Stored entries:
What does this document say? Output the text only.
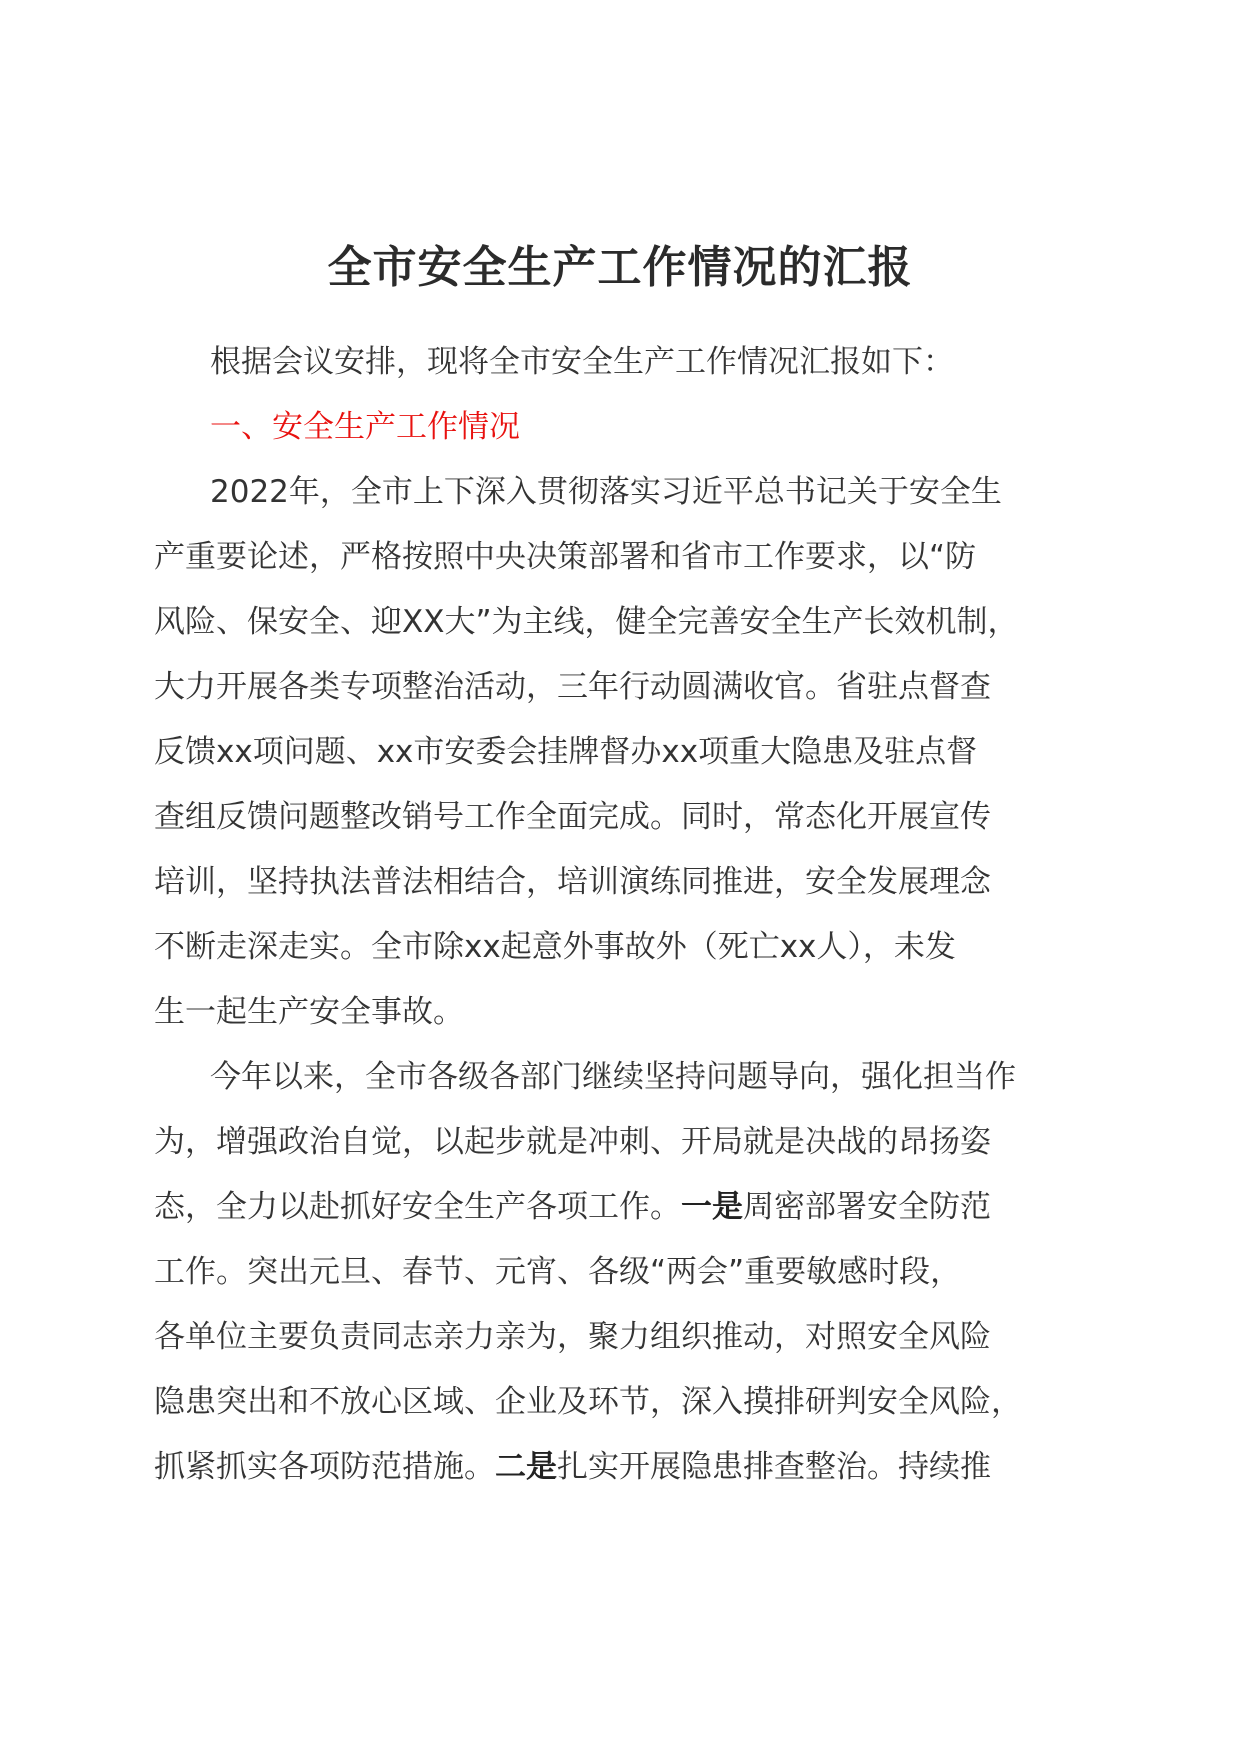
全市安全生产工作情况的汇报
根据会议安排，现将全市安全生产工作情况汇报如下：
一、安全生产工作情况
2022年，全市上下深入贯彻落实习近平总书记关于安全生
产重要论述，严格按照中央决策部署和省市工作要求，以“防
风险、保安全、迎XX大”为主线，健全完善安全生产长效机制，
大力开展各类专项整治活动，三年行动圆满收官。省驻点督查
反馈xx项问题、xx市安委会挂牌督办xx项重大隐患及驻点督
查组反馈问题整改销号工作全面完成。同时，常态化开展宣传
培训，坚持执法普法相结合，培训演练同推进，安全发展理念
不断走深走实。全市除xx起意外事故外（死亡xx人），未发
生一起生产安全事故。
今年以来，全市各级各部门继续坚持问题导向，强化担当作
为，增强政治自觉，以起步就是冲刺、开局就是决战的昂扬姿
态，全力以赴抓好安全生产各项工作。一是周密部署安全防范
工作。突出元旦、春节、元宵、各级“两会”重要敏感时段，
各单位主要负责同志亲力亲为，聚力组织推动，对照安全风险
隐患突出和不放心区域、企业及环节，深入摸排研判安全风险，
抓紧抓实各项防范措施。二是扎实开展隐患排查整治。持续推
--
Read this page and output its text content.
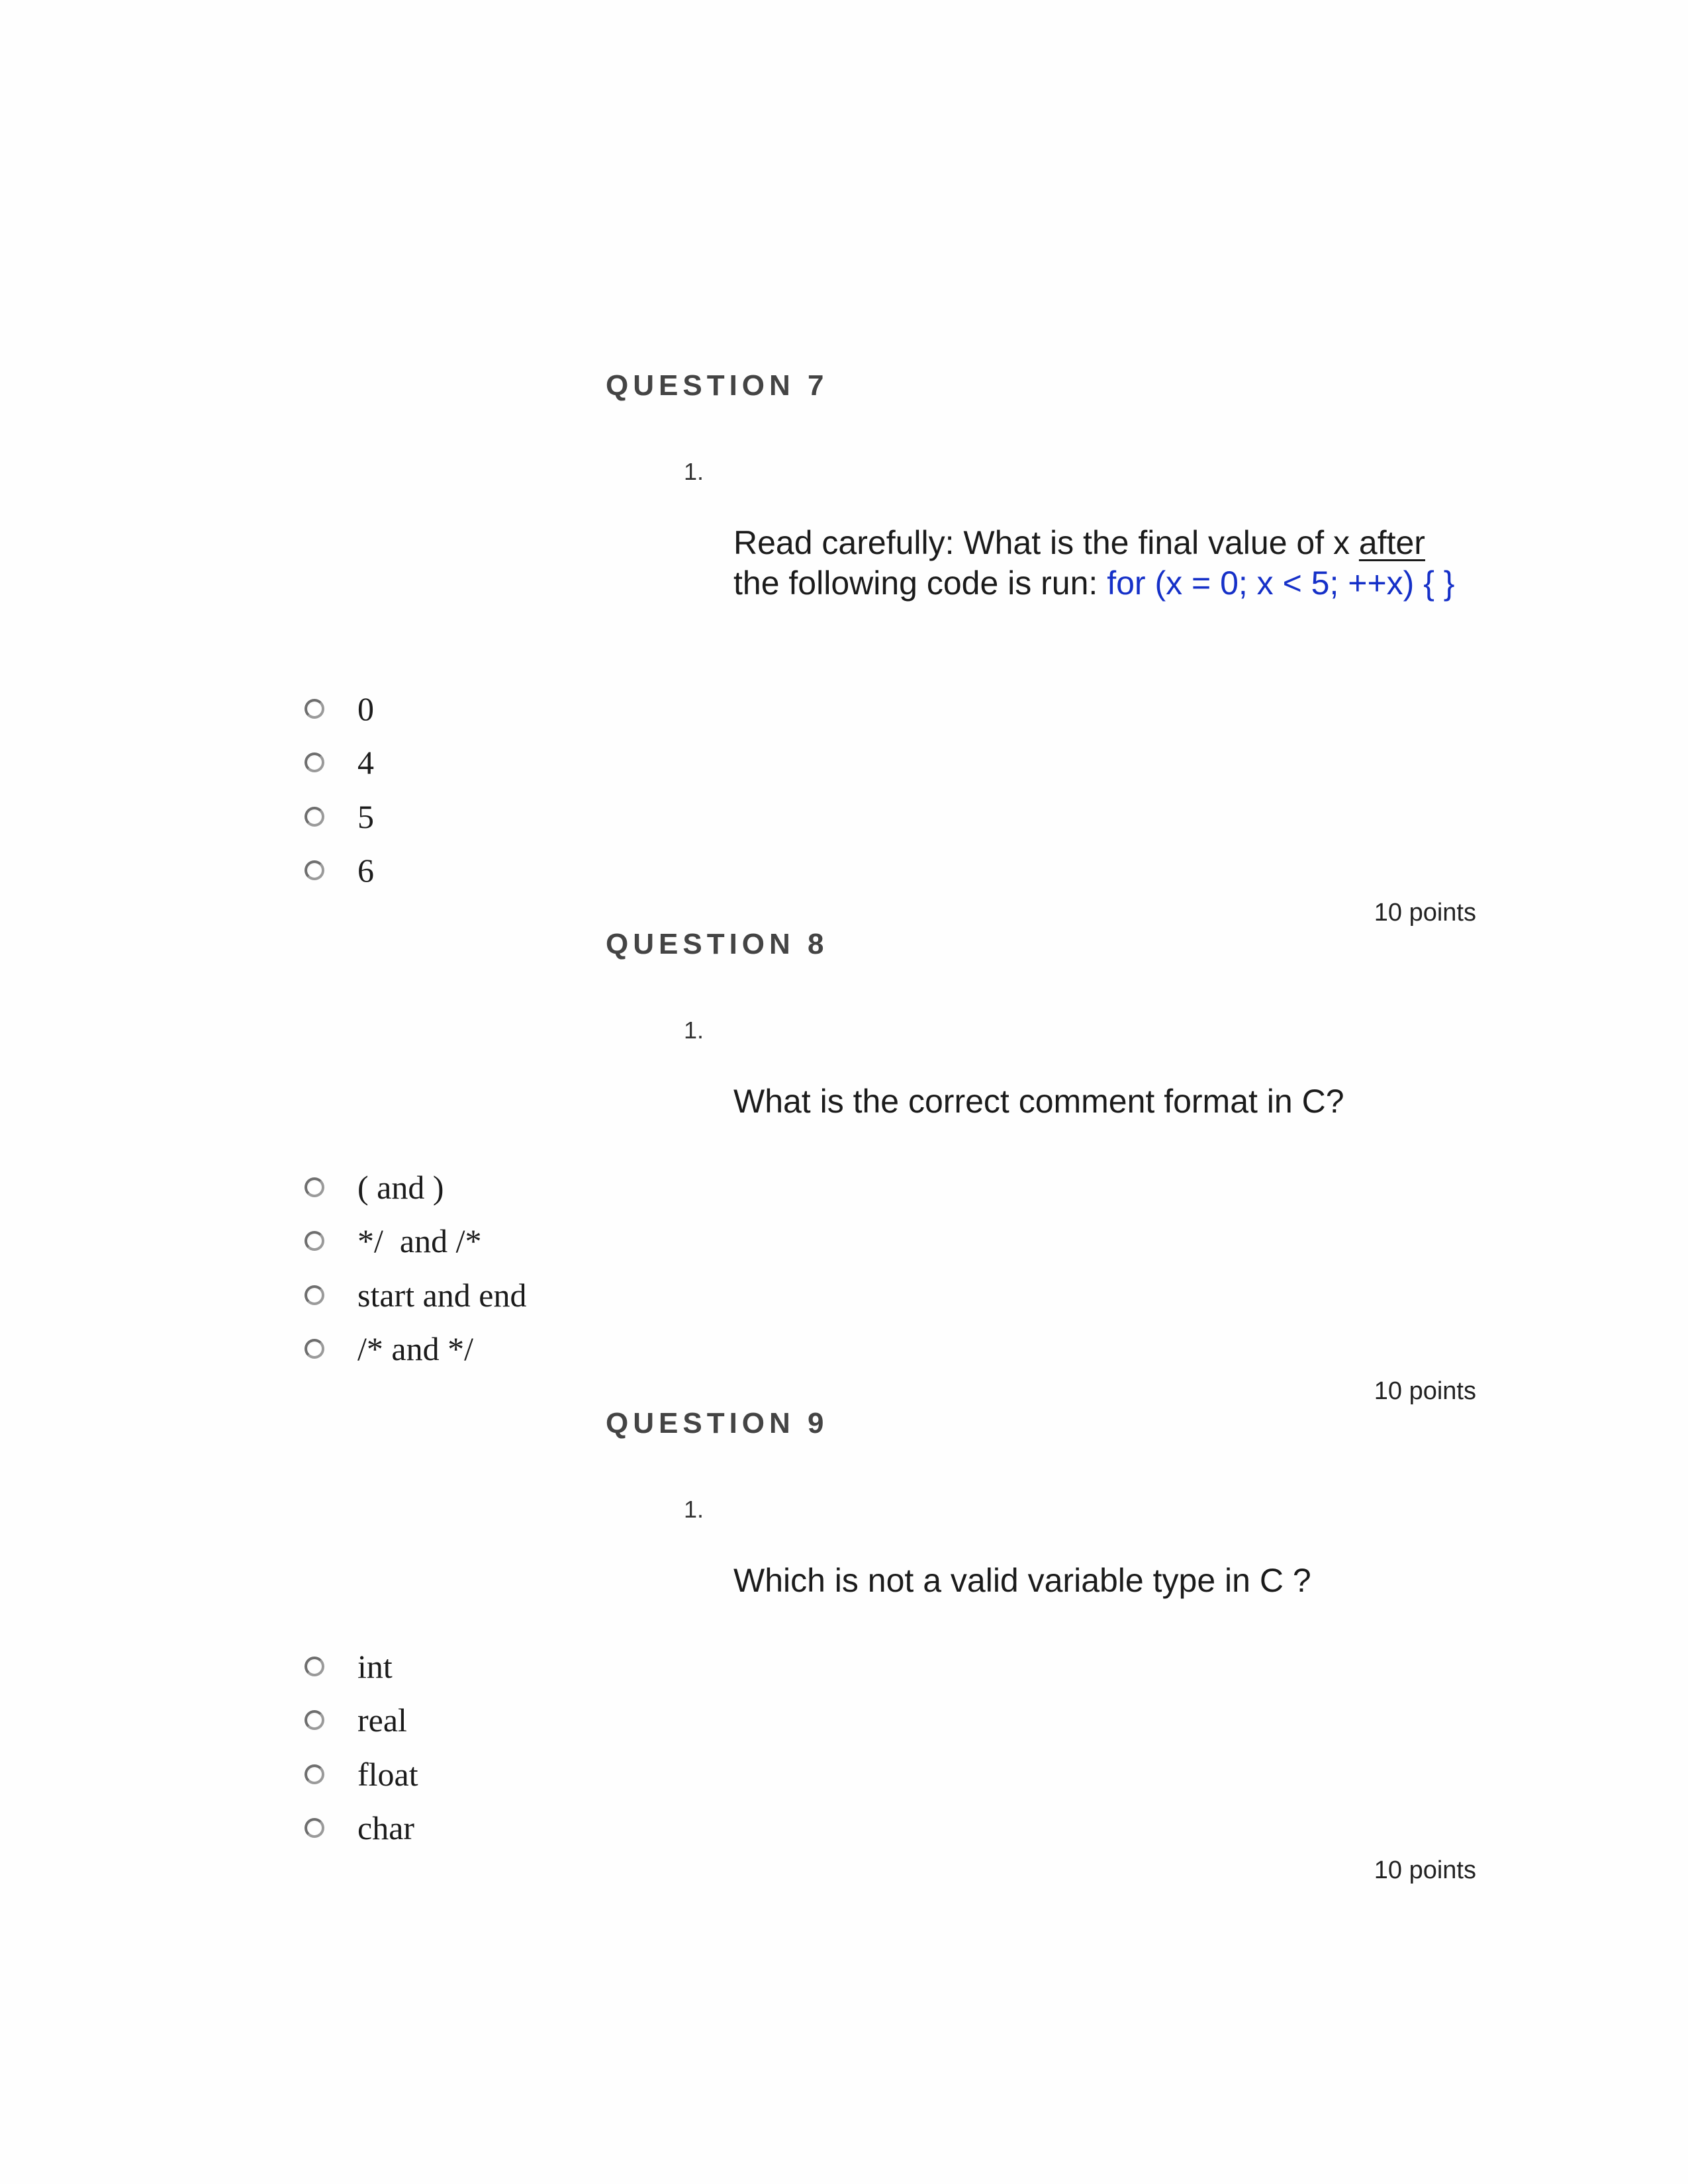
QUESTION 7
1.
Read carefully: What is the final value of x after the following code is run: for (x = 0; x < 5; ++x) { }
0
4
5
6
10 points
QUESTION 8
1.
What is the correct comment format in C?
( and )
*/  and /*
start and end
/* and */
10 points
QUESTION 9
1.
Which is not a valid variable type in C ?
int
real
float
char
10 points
--
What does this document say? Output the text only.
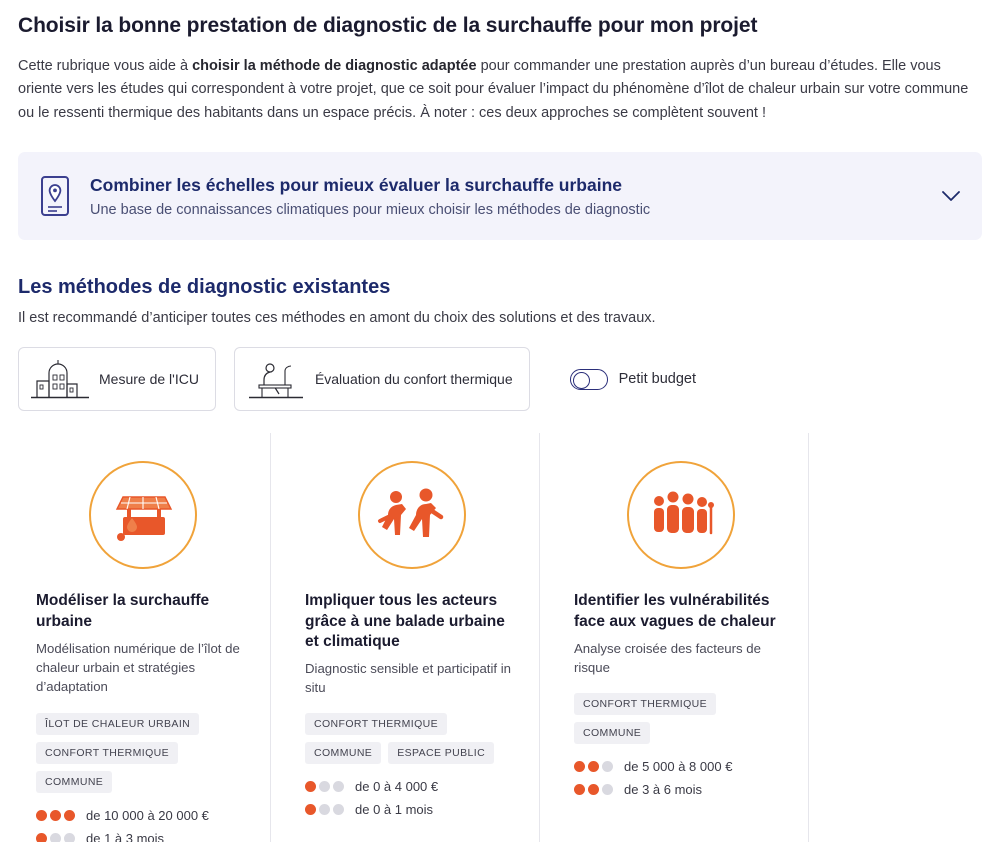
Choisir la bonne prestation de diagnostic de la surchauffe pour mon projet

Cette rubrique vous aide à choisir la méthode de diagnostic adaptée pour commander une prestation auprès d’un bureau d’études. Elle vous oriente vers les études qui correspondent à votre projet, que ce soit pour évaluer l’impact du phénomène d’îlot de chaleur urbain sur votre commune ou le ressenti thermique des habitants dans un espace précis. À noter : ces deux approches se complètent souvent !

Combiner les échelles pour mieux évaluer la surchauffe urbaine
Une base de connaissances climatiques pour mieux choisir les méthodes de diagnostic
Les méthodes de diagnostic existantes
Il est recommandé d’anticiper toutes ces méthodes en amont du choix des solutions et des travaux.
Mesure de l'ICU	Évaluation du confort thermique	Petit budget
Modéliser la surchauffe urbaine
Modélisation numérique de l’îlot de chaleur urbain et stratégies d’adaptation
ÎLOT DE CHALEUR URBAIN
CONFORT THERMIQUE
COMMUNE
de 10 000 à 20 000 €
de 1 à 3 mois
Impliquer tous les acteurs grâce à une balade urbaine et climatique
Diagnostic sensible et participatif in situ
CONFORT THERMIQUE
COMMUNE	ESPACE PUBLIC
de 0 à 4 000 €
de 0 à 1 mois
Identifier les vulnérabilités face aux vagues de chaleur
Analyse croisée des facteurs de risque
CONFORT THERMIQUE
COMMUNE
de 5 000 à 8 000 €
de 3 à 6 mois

_TO BE DONE_
Which lines contain the word "mieux"? Copy each one.

_WORKED ANSWER_
Combiner les échelles pour mieux évaluer la surchauffe urbaine
Une base de connaissances climatiques pour mieux choisir les méthodes de diagnostic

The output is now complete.